Problems to solve
[1] Condense the paragraph in the news briefs that begins "More than 30 heads of government" into a short bulleted list of its main facts.
[2] In the news briefs, reproduce the passage that begins at the words "Vice President Nicolas" and stops after "organize the vote.", with "sworn in" changed to "inaugurated" wherever it occurs.

Reading text
--- Start ---

New sanctions against North Korea approved

UNITED NATIONS - The U.N. Security Council responded swiftly to North Korea's latest nuclear test by punishing the reclusive regime Thursday with tough, new sanctions targeting its economy and leadership, despite Pyongyang's threat of a pre-emptive nuclear strike on the United States.

The penalties came in a unanimous resolution drafted by the U.S. along with China, which is North Korea's main benefactor. Beijing said the focus now should be to "defuse the tensions" by restarting negotiations.

The resolution sent a powerful message to North Korea's new young leader, Kim Jong Un, that the international community condemns his defiance of Security Council bans on nuclear and ballistic tests and is prepared to take even tougher action if he continues flouting international obligations.

The new sanctions came in response to North Korea's underground nuclear test on Feb. 12 and were the fourth set imposed by the U.N. since the country's first test in 2006.

Chavez's body

to be preserved, put on display

CARACAS, Venezuela - Hugo Chavez's body will be preserved and forever displayed inside a glass tomb at a military museum not far from the presidential palace from which he ruled for 14 years, his successor announced Thursday in a Caribbean version of the treatment given Communist revolutionary leaders such as Lenin, Mao and Ho Chi Minh.

Vice President Nicolas Maduro, Venezuela's acting head of state, said Chavez would first lie in state for "at least" seven more days before the museum becomes his permanent home. It was not clear when exactly he would be moved from the military academy where his body has been since Wednesday.

Later Thursday, the National Assembly speaker announced that Maduro would be sworn in tonight as acting president following a state funeral and would call elections within 30 days. That enables him, as the designated governing party candidate, to run for president as Chavez desired. Legal scholars say that under the constitution, the legislature's speaker should instead be sworn in and organize the vote.

More than 30 heads of government, including Cuban President Raul Castro and Iranian leader Mahmoud Ahmadinejad are to attend the funeral. U.S. Rep. Gregory Meeks, a New York Democrat, and former Rep. William Delahunt, a Democrat from Massachusetts, will represent the United States, which Chavez often portrayed as a great global evil even as he sent the country billions of dollars in oil each year.

Senate confirms Brennan as new CIA director

WASHINGTON - The Senate confirmed John Brennan to be CIA director Thursday after the Obama administration bowed to demands from Republicans blocking the nomination and stated explicitly there are limits on the president's power to use drones against U.S. terror suspects on American soil.

The vote was 63-34 and came just hours after Republican Sen. Rand Paul of Kentucky, a possible 2016 presidential candidate, held the floor past midnight in an old-style filibuster of the nomination to extract an answer from the administration.

--- End ---

Data block
--- Start ---

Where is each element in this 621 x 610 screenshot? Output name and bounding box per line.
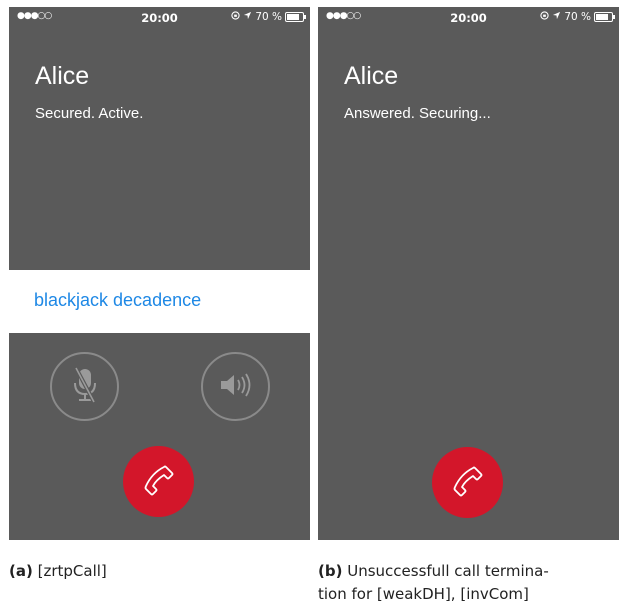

--- End ---

Answers per task
[1]
- More than 30 heads of government will attend Chavez's funeral, including Cuban President Raul Castro and Iranian leader Mahmoud Ahmadinejad.
- The United States will be represented by U.S. Rep. Gregory Meeks, a New York Democrat, and former Rep. William Delahunt, a Massachusetts Democrat.
- Chavez often portrayed the United States as a great global evil while sending it billions of dollars in oil each year.

[2]
Vice President Nicolas Maduro, Venezuela's acting head of state, said Chavez would first lie in state for "at least" seven more days before the museum becomes his permanent home. It was not clear when exactly he would be moved from the military academy where his body has been since Wednesday.

Later Thursday, the National Assembly speaker announced that Maduro would be inaugurated tonight as acting president following a state funeral and would call elections within 30 days. That enables him, as the designated governing party candidate, to run for president as Chavez desired. Legal scholars say that under the constitution, the legislature's speaker should instead be inaugurated and organize the vote.